Entries supplied
"""

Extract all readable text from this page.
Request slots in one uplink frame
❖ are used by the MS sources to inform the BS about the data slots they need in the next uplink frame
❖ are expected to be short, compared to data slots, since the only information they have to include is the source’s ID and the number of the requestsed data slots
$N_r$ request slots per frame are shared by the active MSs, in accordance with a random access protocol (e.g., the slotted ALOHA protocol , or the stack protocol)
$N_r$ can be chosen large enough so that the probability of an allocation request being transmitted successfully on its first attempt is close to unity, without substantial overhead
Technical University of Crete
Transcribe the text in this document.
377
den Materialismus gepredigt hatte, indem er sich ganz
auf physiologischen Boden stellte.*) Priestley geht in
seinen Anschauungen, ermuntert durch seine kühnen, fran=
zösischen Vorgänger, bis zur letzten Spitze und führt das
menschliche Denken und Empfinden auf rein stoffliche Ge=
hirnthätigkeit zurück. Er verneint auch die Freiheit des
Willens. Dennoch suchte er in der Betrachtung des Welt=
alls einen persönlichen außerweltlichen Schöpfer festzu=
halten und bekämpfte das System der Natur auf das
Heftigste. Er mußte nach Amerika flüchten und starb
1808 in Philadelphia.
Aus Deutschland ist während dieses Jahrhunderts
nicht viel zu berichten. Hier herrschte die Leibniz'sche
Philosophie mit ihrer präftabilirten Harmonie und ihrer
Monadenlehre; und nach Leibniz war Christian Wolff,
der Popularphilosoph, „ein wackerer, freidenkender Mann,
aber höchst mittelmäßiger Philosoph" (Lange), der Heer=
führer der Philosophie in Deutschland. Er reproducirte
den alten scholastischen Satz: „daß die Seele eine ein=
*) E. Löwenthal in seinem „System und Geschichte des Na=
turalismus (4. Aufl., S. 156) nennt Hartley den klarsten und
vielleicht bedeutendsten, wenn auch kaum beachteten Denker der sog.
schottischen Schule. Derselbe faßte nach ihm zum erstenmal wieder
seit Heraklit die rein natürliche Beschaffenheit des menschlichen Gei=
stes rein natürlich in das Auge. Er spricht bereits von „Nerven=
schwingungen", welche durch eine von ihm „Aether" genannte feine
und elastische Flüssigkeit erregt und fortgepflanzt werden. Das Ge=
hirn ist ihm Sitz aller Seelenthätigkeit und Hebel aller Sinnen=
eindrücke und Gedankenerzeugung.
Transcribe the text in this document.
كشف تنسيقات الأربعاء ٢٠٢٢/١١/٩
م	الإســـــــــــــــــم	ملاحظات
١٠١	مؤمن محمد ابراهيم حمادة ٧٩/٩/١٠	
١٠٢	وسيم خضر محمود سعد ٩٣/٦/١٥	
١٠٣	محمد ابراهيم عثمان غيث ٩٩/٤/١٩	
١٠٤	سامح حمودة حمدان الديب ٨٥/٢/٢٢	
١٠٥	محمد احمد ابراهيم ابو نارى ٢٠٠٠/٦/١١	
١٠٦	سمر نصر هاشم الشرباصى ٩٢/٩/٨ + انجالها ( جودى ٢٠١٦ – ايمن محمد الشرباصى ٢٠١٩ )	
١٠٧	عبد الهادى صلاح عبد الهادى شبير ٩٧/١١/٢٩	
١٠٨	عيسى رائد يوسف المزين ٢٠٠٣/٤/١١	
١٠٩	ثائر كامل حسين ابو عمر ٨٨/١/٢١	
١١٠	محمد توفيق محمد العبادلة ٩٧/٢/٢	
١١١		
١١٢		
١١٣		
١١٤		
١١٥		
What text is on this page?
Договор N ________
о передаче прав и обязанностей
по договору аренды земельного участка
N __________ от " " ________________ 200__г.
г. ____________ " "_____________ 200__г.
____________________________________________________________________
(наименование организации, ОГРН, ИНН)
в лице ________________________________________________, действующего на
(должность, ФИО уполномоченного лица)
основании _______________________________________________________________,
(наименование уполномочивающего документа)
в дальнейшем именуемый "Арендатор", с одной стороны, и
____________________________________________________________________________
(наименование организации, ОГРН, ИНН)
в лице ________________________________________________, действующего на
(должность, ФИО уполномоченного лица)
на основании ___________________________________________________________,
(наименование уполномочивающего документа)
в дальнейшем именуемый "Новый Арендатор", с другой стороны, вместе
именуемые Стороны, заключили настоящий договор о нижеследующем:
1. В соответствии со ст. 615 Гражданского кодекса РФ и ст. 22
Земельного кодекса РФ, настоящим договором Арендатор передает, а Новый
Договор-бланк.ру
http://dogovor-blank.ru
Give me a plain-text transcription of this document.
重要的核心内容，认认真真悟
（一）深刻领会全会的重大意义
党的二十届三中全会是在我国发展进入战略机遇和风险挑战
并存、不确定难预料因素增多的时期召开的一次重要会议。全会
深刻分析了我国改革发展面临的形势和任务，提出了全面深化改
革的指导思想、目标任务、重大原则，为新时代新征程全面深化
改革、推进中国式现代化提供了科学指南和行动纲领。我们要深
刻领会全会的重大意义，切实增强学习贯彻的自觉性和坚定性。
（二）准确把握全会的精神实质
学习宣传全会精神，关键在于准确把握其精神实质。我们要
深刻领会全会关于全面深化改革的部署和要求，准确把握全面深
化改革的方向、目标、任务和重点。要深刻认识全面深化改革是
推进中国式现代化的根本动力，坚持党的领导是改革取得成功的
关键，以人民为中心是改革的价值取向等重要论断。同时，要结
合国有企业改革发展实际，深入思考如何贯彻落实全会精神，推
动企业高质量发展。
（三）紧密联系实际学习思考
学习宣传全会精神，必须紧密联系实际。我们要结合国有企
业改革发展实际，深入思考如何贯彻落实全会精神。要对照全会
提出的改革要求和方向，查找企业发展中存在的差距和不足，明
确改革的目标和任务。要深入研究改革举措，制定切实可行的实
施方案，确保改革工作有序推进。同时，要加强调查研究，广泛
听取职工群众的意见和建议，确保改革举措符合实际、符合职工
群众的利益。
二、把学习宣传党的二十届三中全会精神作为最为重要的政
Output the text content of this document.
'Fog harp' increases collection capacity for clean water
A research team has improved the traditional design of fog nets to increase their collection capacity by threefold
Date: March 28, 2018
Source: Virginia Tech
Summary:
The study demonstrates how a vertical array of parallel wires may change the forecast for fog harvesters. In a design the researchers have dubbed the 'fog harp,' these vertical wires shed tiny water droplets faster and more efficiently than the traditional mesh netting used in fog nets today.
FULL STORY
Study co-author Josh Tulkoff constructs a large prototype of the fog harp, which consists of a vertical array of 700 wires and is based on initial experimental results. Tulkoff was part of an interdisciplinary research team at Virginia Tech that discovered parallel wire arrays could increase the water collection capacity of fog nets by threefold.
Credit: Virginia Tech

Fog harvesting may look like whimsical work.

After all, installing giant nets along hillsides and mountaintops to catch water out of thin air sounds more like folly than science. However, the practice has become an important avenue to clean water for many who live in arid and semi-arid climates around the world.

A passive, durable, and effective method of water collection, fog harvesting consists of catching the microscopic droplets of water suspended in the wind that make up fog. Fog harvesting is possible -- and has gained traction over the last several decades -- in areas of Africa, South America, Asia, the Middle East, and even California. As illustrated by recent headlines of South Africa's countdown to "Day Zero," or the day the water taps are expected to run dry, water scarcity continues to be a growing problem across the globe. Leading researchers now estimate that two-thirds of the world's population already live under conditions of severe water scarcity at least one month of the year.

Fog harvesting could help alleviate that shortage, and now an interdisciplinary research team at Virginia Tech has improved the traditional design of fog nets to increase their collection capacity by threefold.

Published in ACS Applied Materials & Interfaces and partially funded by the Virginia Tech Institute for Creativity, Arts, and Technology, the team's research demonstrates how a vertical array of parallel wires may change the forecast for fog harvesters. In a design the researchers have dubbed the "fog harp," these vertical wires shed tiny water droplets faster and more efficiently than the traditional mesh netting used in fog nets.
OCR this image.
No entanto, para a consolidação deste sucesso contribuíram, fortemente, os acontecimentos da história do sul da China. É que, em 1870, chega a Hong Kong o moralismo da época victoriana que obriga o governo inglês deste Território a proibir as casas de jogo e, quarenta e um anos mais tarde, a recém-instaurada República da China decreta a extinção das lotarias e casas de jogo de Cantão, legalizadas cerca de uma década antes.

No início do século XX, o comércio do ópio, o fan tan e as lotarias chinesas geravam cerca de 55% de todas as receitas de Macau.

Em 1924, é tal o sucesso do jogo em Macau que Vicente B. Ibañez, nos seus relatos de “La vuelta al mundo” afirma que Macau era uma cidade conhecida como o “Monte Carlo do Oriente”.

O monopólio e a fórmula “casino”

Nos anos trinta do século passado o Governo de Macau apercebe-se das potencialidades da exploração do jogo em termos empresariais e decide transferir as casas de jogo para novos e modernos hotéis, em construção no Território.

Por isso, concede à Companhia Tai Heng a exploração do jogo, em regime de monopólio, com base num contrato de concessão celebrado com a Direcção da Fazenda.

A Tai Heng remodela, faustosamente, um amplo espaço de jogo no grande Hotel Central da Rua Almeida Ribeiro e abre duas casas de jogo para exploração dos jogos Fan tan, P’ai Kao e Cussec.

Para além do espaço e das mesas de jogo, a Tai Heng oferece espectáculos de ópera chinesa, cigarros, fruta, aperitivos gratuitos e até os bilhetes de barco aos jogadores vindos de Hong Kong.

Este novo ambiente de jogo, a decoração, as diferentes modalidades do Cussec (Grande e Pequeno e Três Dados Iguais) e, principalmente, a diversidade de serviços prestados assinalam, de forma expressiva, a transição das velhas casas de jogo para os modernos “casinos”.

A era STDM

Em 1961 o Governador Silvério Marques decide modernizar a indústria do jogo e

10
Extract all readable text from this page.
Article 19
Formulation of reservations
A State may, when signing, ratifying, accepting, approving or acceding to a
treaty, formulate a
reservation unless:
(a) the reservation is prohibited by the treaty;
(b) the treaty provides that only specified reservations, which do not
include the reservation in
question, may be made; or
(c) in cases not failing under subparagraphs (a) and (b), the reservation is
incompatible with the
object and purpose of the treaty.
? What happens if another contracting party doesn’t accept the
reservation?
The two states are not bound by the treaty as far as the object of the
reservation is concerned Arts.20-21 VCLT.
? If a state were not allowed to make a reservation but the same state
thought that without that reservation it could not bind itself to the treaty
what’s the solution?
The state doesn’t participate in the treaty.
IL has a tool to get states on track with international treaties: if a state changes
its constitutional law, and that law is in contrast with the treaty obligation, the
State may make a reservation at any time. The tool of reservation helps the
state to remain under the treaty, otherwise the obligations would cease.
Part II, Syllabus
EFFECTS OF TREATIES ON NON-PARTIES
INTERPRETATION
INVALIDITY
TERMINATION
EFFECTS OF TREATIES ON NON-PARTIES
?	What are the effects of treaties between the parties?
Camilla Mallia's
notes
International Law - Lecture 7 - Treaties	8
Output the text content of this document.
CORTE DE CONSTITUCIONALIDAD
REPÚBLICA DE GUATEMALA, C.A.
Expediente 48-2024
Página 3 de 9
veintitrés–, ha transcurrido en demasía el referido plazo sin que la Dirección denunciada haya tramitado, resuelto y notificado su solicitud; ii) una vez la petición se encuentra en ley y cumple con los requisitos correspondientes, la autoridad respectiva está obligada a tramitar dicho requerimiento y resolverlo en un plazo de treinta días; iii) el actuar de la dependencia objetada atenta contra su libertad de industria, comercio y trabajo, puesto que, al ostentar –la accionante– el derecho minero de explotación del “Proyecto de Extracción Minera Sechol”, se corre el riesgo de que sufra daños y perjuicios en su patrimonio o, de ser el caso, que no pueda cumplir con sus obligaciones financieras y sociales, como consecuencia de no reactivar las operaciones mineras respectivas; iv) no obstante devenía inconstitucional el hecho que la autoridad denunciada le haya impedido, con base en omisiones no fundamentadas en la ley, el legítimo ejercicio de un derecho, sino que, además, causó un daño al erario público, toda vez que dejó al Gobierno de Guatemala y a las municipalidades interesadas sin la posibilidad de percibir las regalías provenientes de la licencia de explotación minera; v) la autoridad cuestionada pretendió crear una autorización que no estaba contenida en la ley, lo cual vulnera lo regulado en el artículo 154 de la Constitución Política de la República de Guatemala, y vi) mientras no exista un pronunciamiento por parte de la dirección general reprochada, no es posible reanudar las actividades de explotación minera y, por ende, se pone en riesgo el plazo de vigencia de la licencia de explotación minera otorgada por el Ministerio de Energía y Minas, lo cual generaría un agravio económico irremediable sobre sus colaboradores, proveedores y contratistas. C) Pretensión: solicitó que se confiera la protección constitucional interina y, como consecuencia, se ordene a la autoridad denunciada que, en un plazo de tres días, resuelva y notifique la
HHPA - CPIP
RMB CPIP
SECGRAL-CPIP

"""

Brief
Return all lines containing the word "harvesters".

Complete response
The study demonstrates how a vertical array of parallel wires may change the forecast for fog harvesters. In a design the researchers have dubbed the 'fog harp,' these vertical wires shed tiny water droplets faster and more efficiently than the traditional mesh netting used in fog nets today.
Published in ACS Applied Materials & Interfaces and partially funded by the Virginia Tech Institute for Creativity, Arts, and Technology, the team's research demonstrates how a vertical array of parallel wires may change the forecast for fog harvesters. In a design the researchers have dubbed the "fog harp," these vertical wires shed tiny water droplets faster and more efficiently than the traditional mesh netting used in fog nets.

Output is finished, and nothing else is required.